Dataset rows:
#####

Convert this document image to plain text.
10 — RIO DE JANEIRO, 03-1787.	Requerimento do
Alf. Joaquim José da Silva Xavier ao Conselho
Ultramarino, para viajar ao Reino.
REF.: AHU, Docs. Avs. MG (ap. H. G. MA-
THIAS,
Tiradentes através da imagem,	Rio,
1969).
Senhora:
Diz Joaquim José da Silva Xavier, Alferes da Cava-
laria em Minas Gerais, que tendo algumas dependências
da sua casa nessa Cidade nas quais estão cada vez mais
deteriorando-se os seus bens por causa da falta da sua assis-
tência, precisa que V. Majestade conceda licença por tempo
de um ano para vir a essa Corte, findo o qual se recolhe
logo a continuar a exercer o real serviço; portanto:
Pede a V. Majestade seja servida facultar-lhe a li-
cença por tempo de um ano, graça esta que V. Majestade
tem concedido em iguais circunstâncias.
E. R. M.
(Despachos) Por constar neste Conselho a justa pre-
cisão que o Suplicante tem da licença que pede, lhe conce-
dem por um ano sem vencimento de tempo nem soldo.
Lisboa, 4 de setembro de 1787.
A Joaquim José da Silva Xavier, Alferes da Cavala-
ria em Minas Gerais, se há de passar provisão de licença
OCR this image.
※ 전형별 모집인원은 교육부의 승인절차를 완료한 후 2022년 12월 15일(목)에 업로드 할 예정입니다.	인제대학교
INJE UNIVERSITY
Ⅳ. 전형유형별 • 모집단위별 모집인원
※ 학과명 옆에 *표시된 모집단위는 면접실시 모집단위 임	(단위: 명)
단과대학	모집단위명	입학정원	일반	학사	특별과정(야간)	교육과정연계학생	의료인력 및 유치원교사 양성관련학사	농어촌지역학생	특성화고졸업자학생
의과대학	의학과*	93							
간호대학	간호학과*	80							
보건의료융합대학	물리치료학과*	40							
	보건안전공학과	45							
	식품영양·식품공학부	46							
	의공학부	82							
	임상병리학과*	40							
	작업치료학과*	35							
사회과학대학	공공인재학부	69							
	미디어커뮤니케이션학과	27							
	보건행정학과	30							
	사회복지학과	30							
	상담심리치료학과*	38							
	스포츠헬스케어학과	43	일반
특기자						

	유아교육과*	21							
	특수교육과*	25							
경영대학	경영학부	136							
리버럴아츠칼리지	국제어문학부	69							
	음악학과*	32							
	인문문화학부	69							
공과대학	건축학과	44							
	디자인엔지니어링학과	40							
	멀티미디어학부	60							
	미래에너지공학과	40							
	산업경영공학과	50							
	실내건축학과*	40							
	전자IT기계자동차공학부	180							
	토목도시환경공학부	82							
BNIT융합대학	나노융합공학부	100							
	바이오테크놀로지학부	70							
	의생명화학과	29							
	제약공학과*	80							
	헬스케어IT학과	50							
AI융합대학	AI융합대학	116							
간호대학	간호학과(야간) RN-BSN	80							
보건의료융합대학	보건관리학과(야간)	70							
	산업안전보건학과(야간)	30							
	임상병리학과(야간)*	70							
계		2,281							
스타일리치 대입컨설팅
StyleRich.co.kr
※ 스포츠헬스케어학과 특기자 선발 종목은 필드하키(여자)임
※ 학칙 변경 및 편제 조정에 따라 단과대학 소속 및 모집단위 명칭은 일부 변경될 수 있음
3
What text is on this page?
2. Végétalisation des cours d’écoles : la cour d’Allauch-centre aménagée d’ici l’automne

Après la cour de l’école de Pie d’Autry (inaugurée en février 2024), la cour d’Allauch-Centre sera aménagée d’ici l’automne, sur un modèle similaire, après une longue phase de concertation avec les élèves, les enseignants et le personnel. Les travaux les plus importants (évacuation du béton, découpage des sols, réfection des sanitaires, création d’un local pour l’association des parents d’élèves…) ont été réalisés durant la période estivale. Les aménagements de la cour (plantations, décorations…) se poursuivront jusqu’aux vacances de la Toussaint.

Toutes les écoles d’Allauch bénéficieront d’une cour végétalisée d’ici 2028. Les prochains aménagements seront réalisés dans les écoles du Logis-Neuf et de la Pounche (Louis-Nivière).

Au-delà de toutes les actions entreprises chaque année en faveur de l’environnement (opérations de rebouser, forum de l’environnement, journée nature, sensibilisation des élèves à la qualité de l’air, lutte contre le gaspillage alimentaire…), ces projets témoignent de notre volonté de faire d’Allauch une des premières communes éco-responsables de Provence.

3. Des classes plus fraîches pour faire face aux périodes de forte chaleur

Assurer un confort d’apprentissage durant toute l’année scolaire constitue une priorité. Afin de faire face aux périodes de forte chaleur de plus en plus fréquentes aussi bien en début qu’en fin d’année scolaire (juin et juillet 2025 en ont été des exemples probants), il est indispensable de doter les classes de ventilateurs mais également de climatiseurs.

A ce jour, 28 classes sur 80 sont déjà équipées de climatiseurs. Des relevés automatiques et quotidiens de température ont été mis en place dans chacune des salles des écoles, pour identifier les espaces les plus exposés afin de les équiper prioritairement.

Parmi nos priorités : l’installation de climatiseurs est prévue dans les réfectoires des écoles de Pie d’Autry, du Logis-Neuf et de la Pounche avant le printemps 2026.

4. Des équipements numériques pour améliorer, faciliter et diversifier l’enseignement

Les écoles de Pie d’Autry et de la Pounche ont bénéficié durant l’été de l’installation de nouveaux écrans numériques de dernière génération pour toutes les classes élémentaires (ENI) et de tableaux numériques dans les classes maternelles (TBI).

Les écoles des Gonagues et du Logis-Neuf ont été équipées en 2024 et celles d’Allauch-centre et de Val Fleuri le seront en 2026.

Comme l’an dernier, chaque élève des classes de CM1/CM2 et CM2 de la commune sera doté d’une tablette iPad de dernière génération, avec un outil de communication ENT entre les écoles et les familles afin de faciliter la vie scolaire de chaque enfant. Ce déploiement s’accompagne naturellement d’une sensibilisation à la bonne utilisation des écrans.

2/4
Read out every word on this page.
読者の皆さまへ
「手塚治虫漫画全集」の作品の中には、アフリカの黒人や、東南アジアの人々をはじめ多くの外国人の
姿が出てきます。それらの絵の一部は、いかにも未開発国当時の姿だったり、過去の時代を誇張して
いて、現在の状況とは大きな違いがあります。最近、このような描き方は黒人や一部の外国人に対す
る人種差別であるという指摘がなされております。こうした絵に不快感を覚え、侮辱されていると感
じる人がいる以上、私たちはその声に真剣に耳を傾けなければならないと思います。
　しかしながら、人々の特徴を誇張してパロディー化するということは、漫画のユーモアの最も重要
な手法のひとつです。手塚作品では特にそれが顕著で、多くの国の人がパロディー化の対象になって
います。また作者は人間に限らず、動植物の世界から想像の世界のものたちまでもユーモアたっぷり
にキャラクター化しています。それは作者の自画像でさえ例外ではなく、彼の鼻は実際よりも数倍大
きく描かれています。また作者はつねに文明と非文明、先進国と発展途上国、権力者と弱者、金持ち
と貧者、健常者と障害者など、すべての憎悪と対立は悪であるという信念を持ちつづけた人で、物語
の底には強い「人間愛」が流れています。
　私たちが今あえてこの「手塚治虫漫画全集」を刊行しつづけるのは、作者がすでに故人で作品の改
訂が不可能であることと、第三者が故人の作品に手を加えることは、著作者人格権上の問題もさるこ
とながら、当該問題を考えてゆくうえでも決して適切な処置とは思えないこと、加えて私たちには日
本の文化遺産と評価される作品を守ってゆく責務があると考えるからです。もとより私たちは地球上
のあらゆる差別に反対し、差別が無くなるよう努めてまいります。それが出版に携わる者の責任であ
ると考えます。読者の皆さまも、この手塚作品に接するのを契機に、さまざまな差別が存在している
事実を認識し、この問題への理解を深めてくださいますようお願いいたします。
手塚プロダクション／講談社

#####

## What to work on
Copy each line of the listing that holds the word "Silva".

## Written reply
Alf. Joaquim José da Silva Xavier ao Conselho
Diz Joaquim José da Silva Xavier, Alferes da Cava-
A Joaquim José da Silva Xavier, Alferes da Cavala-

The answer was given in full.